====== DATA RECORDS ======

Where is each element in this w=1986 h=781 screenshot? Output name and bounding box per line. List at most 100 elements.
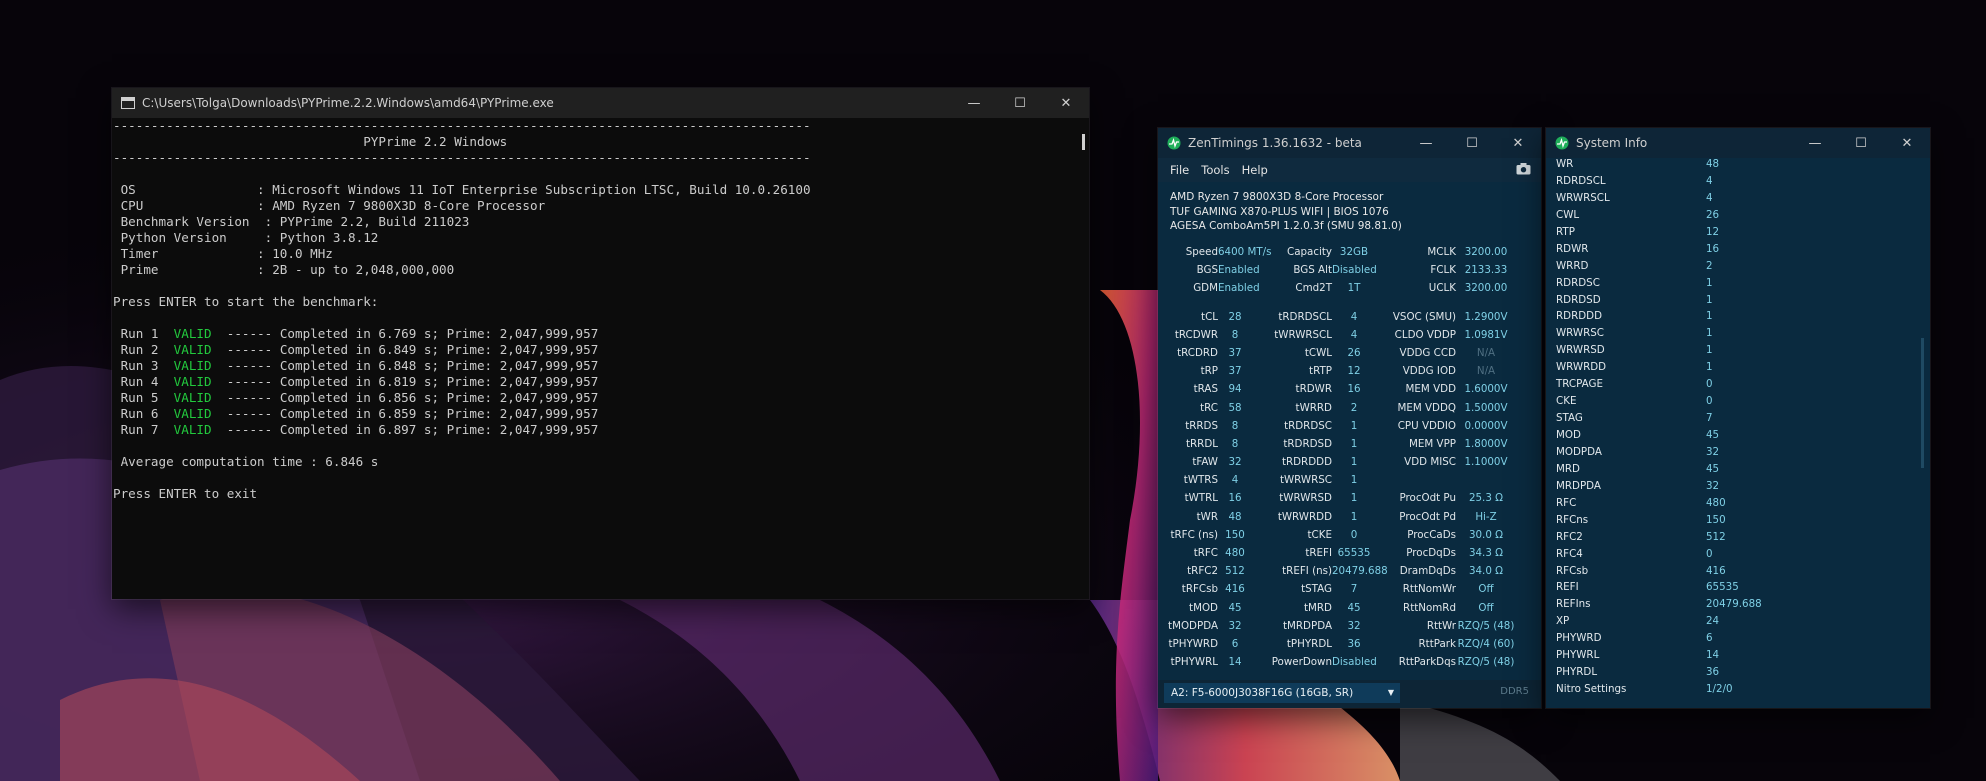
timing-label: tRC	[1200, 401, 1218, 414]
close-icon[interactable]: ✕	[1884, 128, 1930, 158]
sysinfo-row: RDRDSCL 4	[1546, 175, 1930, 192]
timing-row: tWR 48 tWRWRDD 1 ProcOdt Pd Hi-Z	[1158, 511, 1541, 529]
sysinfo-value: 1	[1706, 344, 1713, 357]
sysinfo-row: CWL 26	[1546, 209, 1930, 226]
sysinfo-value: 1	[1706, 276, 1713, 289]
timing-label: RttWr	[1426, 619, 1456, 632]
sysinfo-titlebar[interactable]: System Info — ☐ ✕	[1546, 128, 1930, 158]
timing-value: 416	[1225, 583, 1245, 596]
run-result-line: Run 5 VALID ------ Completed in 6.856 s;…	[113, 390, 1075, 406]
minimize-icon[interactable]: —	[1792, 128, 1838, 158]
timing-value: 34.3 Ω	[1468, 547, 1504, 559]
timing-label: tRFC	[1193, 547, 1218, 559]
sysinfo-key: WRRD	[1556, 259, 1589, 272]
close-icon[interactable]: ✕	[1495, 128, 1541, 158]
sysinfo-key: WRWRDD	[1556, 361, 1607, 374]
timing-value: 7	[1350, 583, 1358, 596]
timing-value: 1T	[1347, 282, 1361, 295]
console-titlebar[interactable]: C:\Users\Tolga\Downloads\PYPrime.2.2.Win…	[112, 88, 1089, 118]
run-label: Run 5	[113, 390, 174, 405]
console-output[interactable]: ----------------------------------------…	[112, 118, 1075, 599]
sysinfo-value: 4	[1706, 174, 1713, 187]
run-result-line: Run 4 VALID ------ Completed in 6.819 s;…	[113, 374, 1075, 390]
timing-value: Off	[1478, 583, 1494, 596]
menu-help[interactable]: Help	[1242, 163, 1268, 177]
sysinfo-title: System Info	[1576, 136, 1648, 150]
run-detail: ------ Completed in 6.769 s; Prime: 2,04…	[211, 326, 599, 341]
sysinfo-key: REFI	[1556, 581, 1579, 594]
sysinfo-row: REFIns 20479.688	[1546, 598, 1930, 615]
ddr-label: DDR5	[1500, 686, 1529, 697]
timing-label: tFAW	[1192, 456, 1218, 469]
sysinfo-value: 45	[1706, 462, 1720, 475]
timing-value: 1.1000V	[1464, 456, 1508, 469]
timing-value: 8	[1231, 437, 1239, 450]
minimize-icon[interactable]: —	[1403, 128, 1449, 158]
system-info-window: System Info — ☐ ✕ WR 48 RDRDSCL 4 WRWRSCL 4 CW…	[1546, 128, 1930, 708]
timing-label: tRFC2	[1187, 565, 1218, 578]
console-line: PYPrime 2.2 Windows	[113, 134, 508, 149]
sysinfo-key: Nitro Settings	[1556, 683, 1627, 696]
timing-label: tRFC (ns)	[1170, 528, 1218, 541]
timing-value: 8	[1231, 419, 1239, 432]
agesa-version: AGESA ComboAm5PI 1.2.0.3f (SMU 98.81.0)	[1170, 220, 1402, 232]
sysinfo-key: WRWRSC	[1556, 327, 1604, 340]
sysinfo-row: STAG 7	[1546, 412, 1930, 429]
timing-label: tMRDPDA	[1282, 619, 1332, 632]
timing-row: tRC 58 tWRRD 2 MEM VDDQ 1.5000V	[1158, 402, 1541, 420]
camera-icon[interactable]	[1516, 162, 1531, 178]
sysinfo-scrollbar[interactable]	[1921, 338, 1924, 468]
timing-value: 94	[1228, 383, 1242, 396]
close-icon[interactable]: ✕	[1043, 88, 1089, 118]
timing-row: GDM Enabled Cmd2T 1T UCLK 3200.00	[1158, 282, 1541, 300]
run-detail: ------ Completed in 6.897 s; Prime: 2,04…	[211, 422, 599, 437]
minimize-icon[interactable]: —	[951, 88, 997, 118]
sysinfo-row: XP 24	[1546, 615, 1930, 632]
run-status: VALID	[173, 374, 212, 389]
timing-label: tCWL	[1304, 346, 1332, 359]
sysinfo-key: CKE	[1556, 395, 1577, 408]
console-line: Benchmark Version : PYPrime 2.2, Build 2…	[113, 214, 470, 229]
timing-row: tFAW 32 tRDRDDD 1 VDD MISC 1.1000V	[1158, 456, 1541, 474]
sysinfo-value: 16	[1706, 242, 1720, 255]
sysinfo-row: RFCns 150	[1546, 514, 1930, 531]
zen-footer: A2: F5-6000J3038F16G (16GB, SR) ▼ DDR5	[1158, 680, 1541, 708]
sysinfo-row: Nitro Settings 1/2/0	[1546, 683, 1930, 700]
sysinfo-key: REFIns	[1556, 598, 1591, 611]
timing-label: tWTRS	[1183, 474, 1218, 487]
zen-title: ZenTimings 1.36.1632 - beta	[1188, 136, 1362, 150]
sysinfo-key: RDRDSCL	[1556, 174, 1606, 187]
run-detail: ------ Completed in 6.856 s; Prime: 2,04…	[211, 390, 599, 405]
timing-value: Enabled	[1218, 264, 1260, 277]
console-scrollbar[interactable]	[1082, 134, 1085, 150]
run-label: Run 1	[113, 326, 174, 341]
dimm-select[interactable]: A2: F5-6000J3038F16G (16GB, SR) ▼	[1164, 683, 1400, 703]
timing-label: VDD MISC	[1404, 456, 1456, 469]
run-status: VALID	[173, 342, 212, 357]
menu-file[interactable]: File	[1170, 163, 1189, 177]
run-result-line: Run 3 VALID ------ Completed in 6.848 s;…	[113, 358, 1075, 374]
run-status: VALID	[173, 326, 212, 341]
menu-tools[interactable]: Tools	[1201, 163, 1229, 177]
timing-value: 12	[1347, 365, 1361, 378]
console-line: Press ENTER to exit	[113, 486, 258, 501]
maximize-icon[interactable]: ☐	[997, 88, 1043, 118]
zen-titlebar[interactable]: ZenTimings 1.36.1632 - beta — ☐ ✕	[1158, 128, 1541, 158]
run-detail: ------ Completed in 6.849 s; Prime: 2,04…	[211, 342, 599, 357]
sysinfo-row: RDRDSC 1	[1546, 277, 1930, 294]
timing-label: BGS	[1196, 264, 1218, 277]
timing-row: tRFCsb 416 tSTAG 7 RttNomWr Off	[1158, 583, 1541, 601]
run-label: Run 3	[113, 358, 174, 373]
maximize-icon[interactable]: ☐	[1449, 128, 1495, 158]
timing-value: 1.2900V	[1464, 310, 1508, 323]
timing-value: 2133.33	[1464, 264, 1508, 277]
timing-value: 0	[1350, 528, 1358, 541]
sysinfo-value: 480	[1706, 496, 1726, 509]
timings-grid: Speed 6400 MT/s Capacity 32GB MCLK 3200.00 BGS…	[1158, 246, 1541, 674]
timing-label: PowerDown	[1271, 656, 1332, 669]
timing-label: tRDRDDD	[1281, 456, 1332, 469]
sysinfo-row: REFI 65535	[1546, 581, 1930, 598]
maximize-icon[interactable]: ☐	[1838, 128, 1884, 158]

======

• [OBJECTIVE]
Reproduce the rows unchanged, starting at the row containing "401, 1218, 414]" and ending with the row containing "686, 1529, 697]", including both of those rows.

• [ANSWER TO THE EXERCISE]
timing-label: tRC	[1200, 401, 1218, 414]
close-icon[interactable]: ✕	[1884, 128, 1930, 158]
sysinfo-row: RDRDSCL 4	[1546, 175, 1930, 192]
timing-row: tWR 48 tWRWRDD 1 ProcOdt Pd Hi-Z	[1158, 511, 1541, 529]
sysinfo-value: 1	[1706, 344, 1713, 357]
sysinfo-row: CWL 26	[1546, 209, 1930, 226]
sysinfo-value: 1	[1706, 276, 1713, 289]
timing-label: RttWr	[1426, 619, 1456, 632]
sysinfo-titlebar[interactable]: System Info — ☐ ✕	[1546, 128, 1930, 158]
timing-value: 416	[1225, 583, 1245, 596]
run-result-line: Run 5 VALID ------ Completed in 6.856 s;…	[113, 390, 1075, 406]
minimize-icon[interactable]: —	[1792, 128, 1838, 158]
timing-value: 34.3 Ω	[1468, 547, 1504, 559]
timing-label: tRFC	[1193, 547, 1218, 559]
sysinfo-key: WRRD	[1556, 259, 1589, 272]
close-icon[interactable]: ✕	[1495, 128, 1541, 158]
sysinfo-key: WRWRDD	[1556, 361, 1607, 374]
timing-value: 7	[1350, 583, 1358, 596]
timing-value: 1T	[1347, 282, 1361, 295]
console-titlebar[interactable]: C:\Users\Tolga\Downloads\PYPrime.2.2.Win…	[112, 88, 1089, 118]
run-label: Run 5	[113, 390, 174, 405]
console-output[interactable]: ----------------------------------------…	[112, 118, 1075, 599]
sysinfo-value: 4	[1706, 174, 1713, 187]
run-result-line: Run 4 VALID ------ Completed in 6.819 s;…	[113, 374, 1075, 390]
timing-value: Off	[1478, 583, 1494, 596]
menu-help[interactable]: Help	[1242, 163, 1268, 177]
sysinfo-title: System Info	[1576, 136, 1648, 150]
run-detail: ------ Completed in 6.769 s; Prime: 2,04…	[211, 326, 599, 341]
sysinfo-key: REFI	[1556, 581, 1579, 594]
sysinfo-row: REFIns 20479.688	[1546, 598, 1930, 615]
ddr-label: DDR5	[1500, 686, 1529, 697]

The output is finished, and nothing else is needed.